## Exercise instructions:
Retype each entry below, keeping every character the same.

## Excerpted records:
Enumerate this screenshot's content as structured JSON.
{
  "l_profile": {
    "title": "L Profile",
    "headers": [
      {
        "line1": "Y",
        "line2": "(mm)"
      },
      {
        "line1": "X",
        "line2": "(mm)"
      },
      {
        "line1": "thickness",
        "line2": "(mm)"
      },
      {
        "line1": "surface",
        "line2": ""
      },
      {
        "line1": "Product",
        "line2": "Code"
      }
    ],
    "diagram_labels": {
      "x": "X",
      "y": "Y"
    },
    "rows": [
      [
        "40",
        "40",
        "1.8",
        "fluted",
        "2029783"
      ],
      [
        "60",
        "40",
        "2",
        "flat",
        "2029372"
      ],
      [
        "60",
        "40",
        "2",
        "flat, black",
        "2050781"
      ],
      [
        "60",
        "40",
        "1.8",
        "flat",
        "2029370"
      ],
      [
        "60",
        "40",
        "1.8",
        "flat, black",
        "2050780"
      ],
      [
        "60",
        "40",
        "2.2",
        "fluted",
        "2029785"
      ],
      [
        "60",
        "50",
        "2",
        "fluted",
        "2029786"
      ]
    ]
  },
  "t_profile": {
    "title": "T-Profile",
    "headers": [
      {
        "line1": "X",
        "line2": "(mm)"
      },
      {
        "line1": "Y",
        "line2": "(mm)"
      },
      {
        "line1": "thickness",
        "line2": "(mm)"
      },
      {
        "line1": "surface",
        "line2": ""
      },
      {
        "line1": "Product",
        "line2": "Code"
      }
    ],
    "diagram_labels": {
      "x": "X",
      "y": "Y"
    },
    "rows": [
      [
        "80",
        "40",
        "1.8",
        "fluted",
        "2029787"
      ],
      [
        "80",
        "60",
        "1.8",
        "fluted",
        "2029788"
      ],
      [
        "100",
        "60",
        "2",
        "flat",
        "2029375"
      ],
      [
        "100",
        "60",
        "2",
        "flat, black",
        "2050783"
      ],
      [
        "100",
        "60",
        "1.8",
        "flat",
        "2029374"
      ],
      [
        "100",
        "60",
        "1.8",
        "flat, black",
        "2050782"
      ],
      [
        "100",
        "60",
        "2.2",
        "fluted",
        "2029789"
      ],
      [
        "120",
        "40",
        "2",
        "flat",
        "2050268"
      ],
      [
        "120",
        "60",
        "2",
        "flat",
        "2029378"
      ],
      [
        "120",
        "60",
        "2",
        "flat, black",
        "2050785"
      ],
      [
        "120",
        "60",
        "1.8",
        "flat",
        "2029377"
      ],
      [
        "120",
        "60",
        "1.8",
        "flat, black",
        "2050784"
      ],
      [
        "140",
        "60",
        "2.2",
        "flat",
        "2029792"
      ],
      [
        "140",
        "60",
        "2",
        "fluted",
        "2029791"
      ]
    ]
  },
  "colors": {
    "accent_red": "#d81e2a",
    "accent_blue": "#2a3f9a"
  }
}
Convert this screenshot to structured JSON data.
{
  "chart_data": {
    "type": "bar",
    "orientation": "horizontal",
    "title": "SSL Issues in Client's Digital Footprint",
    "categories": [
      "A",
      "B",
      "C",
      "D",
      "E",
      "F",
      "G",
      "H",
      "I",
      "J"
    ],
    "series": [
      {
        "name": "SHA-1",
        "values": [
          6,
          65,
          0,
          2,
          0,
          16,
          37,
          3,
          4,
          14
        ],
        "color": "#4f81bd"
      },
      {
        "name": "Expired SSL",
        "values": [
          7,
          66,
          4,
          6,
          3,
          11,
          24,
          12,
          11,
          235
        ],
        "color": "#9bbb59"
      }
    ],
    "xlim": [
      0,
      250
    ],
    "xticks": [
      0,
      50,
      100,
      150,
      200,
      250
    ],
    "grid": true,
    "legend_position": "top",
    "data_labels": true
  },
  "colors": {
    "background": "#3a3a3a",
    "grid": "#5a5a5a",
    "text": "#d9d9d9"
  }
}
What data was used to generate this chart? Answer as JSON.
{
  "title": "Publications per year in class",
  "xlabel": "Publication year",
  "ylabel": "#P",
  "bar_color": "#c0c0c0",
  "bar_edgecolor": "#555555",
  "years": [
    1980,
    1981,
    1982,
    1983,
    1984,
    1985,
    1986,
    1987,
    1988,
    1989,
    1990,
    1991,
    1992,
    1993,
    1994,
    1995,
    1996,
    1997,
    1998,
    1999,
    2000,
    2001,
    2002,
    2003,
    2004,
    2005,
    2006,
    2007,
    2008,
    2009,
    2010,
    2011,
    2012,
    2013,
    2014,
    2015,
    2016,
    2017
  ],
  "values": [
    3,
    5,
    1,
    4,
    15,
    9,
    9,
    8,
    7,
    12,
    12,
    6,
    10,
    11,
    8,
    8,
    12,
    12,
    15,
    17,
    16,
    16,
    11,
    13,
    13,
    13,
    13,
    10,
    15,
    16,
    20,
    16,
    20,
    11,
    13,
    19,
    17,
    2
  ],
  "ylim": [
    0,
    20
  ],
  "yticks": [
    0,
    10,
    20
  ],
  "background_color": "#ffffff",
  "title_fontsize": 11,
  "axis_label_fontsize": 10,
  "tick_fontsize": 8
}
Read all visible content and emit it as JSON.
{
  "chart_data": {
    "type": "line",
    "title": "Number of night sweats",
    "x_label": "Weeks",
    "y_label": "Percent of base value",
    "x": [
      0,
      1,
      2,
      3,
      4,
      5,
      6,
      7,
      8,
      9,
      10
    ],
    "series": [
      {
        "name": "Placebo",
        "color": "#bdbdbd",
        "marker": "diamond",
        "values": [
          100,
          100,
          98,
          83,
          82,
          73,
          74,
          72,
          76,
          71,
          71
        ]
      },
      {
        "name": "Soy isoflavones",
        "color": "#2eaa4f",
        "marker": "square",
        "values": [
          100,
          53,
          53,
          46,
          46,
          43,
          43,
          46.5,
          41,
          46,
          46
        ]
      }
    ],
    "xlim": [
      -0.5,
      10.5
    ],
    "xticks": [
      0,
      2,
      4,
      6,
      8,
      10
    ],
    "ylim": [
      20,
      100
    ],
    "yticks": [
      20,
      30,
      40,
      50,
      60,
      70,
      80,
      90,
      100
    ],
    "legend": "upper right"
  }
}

## Answer to the problem:
Enumerate this screenshot's content as structured JSON.
{
  "l_profile": {
    "title": "L Profile",
    "headers": [
      {
        "line1": "Y",
        "line2": "(mm)"
      },
      {
        "line1": "X",
        "line2": "(mm)"
      },
      {
        "line1": "thickness",
        "line2": "(mm)"
      },
      {
        "line1": "surface",
        "line2": ""
      },
      {
        "line1": "Product",
        "line2": "Code"
      }
    ],
    "diagram_labels": {
      "x": "X",
      "y": "Y"
    },
    "rows": [
      [
        "40",
        "40",
        "1.8",
        "fluted",
        "2029783"
      ],
      [
        "60",
        "40",
        "2",
        "flat",
        "2029372"
      ],
      [
        "60",
        "40",
        "2",
        "flat, black",
        "2050781"
      ],
      [
        "60",
        "40",
        "1.8",
        "flat",
        "2029370"
      ],
      [
        "60",
        "40",
        "1.8",
        "flat, black",
        "2050780"
      ],
      [
        "60",
        "40",
        "2.2",
        "fluted",
        "2029785"
      ],
      [
        "60",
        "50",
        "2",
        "fluted",
        "2029786"
      ]
    ]
  },
  "t_profile": {
    "title": "T-Profile",
    "headers": [
      {
        "line1": "X",
        "line2": "(mm)"
      },
      {
        "line1": "Y",
        "line2": "(mm)"
      },
      {
        "line1": "thickness",
        "line2": "(mm)"
      },
      {
        "line1": "surface",
        "line2": ""
      },
      {
        "line1": "Product",
        "line2": "Code"
      }
    ],
    "diagram_labels": {
      "x": "X",
      "y": "Y"
    },
    "rows": [
      [
        "80",
        "40",
        "1.8",
        "fluted",
        "2029787"
      ],
      [
        "80",
        "60",
        "1.8",
        "fluted",
        "2029788"
      ],
      [
        "100",
        "60",
        "2",
        "flat",
        "2029375"
      ],
      [
        "100",
        "60",
        "2",
        "flat, black",
        "2050783"
      ],
      [
        "100",
        "60",
        "1.8",
        "flat",
        "2029374"
      ],
      [
        "100",
        "60",
        "1.8",
        "flat, black",
        "2050782"
      ],
      [
        "100",
        "60",
        "2.2",
        "fluted",
        "2029789"
      ],
      [
        "120",
        "40",
        "2",
        "flat",
        "2050268"
      ],
      [
        "120",
        "60",
        "2",
        "flat",
        "2029378"
      ],
      [
        "120",
        "60",
        "2",
        "flat, black",
        "2050785"
      ],
      [
        "120",
        "60",
        "1.8",
        "flat",
        "2029377"
      ],
      [
        "120",
        "60",
        "1.8",
        "flat, black",
        "2050784"
      ],
      [
        "140",
        "60",
        "2.2",
        "flat",
        "2029792"
      ],
      [
        "140",
        "60",
        "2",
        "fluted",
        "2029791"
      ]
    ]
  },
  "colors": {
    "accent_red": "#d81e2a",
    "accent_blue": "#2a3f9a"
  }
}
Convert this screenshot to structured JSON data.
{
  "chart_data": {
    "type": "bar",
    "orientation": "horizontal",
    "title": "SSL Issues in Client's Digital Footprint",
    "categories": [
      "A",
      "B",
      "C",
      "D",
      "E",
      "F",
      "G",
      "H",
      "I",
      "J"
    ],
    "series": [
      {
        "name": "SHA-1",
        "values": [
          6,
          65,
          0,
          2,
          0,
          16,
          37,
          3,
          4,
          14
        ],
        "color": "#4f81bd"
      },
      {
        "name": "Expired SSL",
        "values": [
          7,
          66,
          4,
          6,
          3,
          11,
          24,
          12,
          11,
          235
        ],
        "color": "#9bbb59"
      }
    ],
    "xlim": [
      0,
      250
    ],
    "xticks": [
      0,
      50,
      100,
      150,
      200,
      250
    ],
    "grid": true,
    "legend_position": "top",
    "data_labels": true
  },
  "colors": {
    "background": "#3a3a3a",
    "grid": "#5a5a5a",
    "text": "#d9d9d9"
  }
}
What data was used to generate this chart? Answer as JSON.
{
  "title": "Publications per year in class",
  "xlabel": "Publication year",
  "ylabel": "#P",
  "bar_color": "#c0c0c0",
  "bar_edgecolor": "#555555",
  "years": [
    1980,
    1981,
    1982,
    1983,
    1984,
    1985,
    1986,
    1987,
    1988,
    1989,
    1990,
    1991,
    1992,
    1993,
    1994,
    1995,
    1996,
    1997,
    1998,
    1999,
    2000,
    2001,
    2002,
    2003,
    2004,
    2005,
    2006,
    2007,
    2008,
    2009,
    2010,
    2011,
    2012,
    2013,
    2014,
    2015,
    2016,
    2017
  ],
  "values": [
    3,
    5,
    1,
    4,
    15,
    9,
    9,
    8,
    7,
    12,
    12,
    6,
    10,
    11,
    8,
    8,
    12,
    12,
    15,
    17,
    16,
    16,
    11,
    13,
    13,
    13,
    13,
    10,
    15,
    16,
    20,
    16,
    20,
    11,
    13,
    19,
    17,
    2
  ],
  "ylim": [
    0,
    20
  ],
  "yticks": [
    0,
    10,
    20
  ],
  "background_color": "#ffffff",
  "title_fontsize": 11,
  "axis_label_fontsize": 10,
  "tick_fontsize": 8
}
Read all visible content and emit it as JSON.
{
  "chart_data": {
    "type": "line",
    "title": "Number of night sweats",
    "x_label": "Weeks",
    "y_label": "Percent of base value",
    "x": [
      0,
      1,
      2,
      3,
      4,
      5,
      6,
      7,
      8,
      9,
      10
    ],
    "series": [
      {
        "name": "Placebo",
        "color": "#bdbdbd",
        "marker": "diamond",
        "values": [
          100,
          100,
          98,
          83,
          82,
          73,
          74,
          72,
          76,
          71,
          71
        ]
      },
      {
        "name": "Soy isoflavones",
        "color": "#2eaa4f",
        "marker": "square",
        "values": [
          100,
          53,
          53,
          46,
          46,
          43,
          43,
          46.5,
          41,
          46,
          46
        ]
      }
    ],
    "xlim": [
      -0.5,
      10.5
    ],
    "xticks": [
      0,
      2,
      4,
      6,
      8,
      10
    ],
    "ylim": [
      20,
      100
    ],
    "yticks": [
      20,
      30,
      40,
      50,
      60,
      70,
      80,
      90,
      100
    ],
    "legend": "upper right"
  }
}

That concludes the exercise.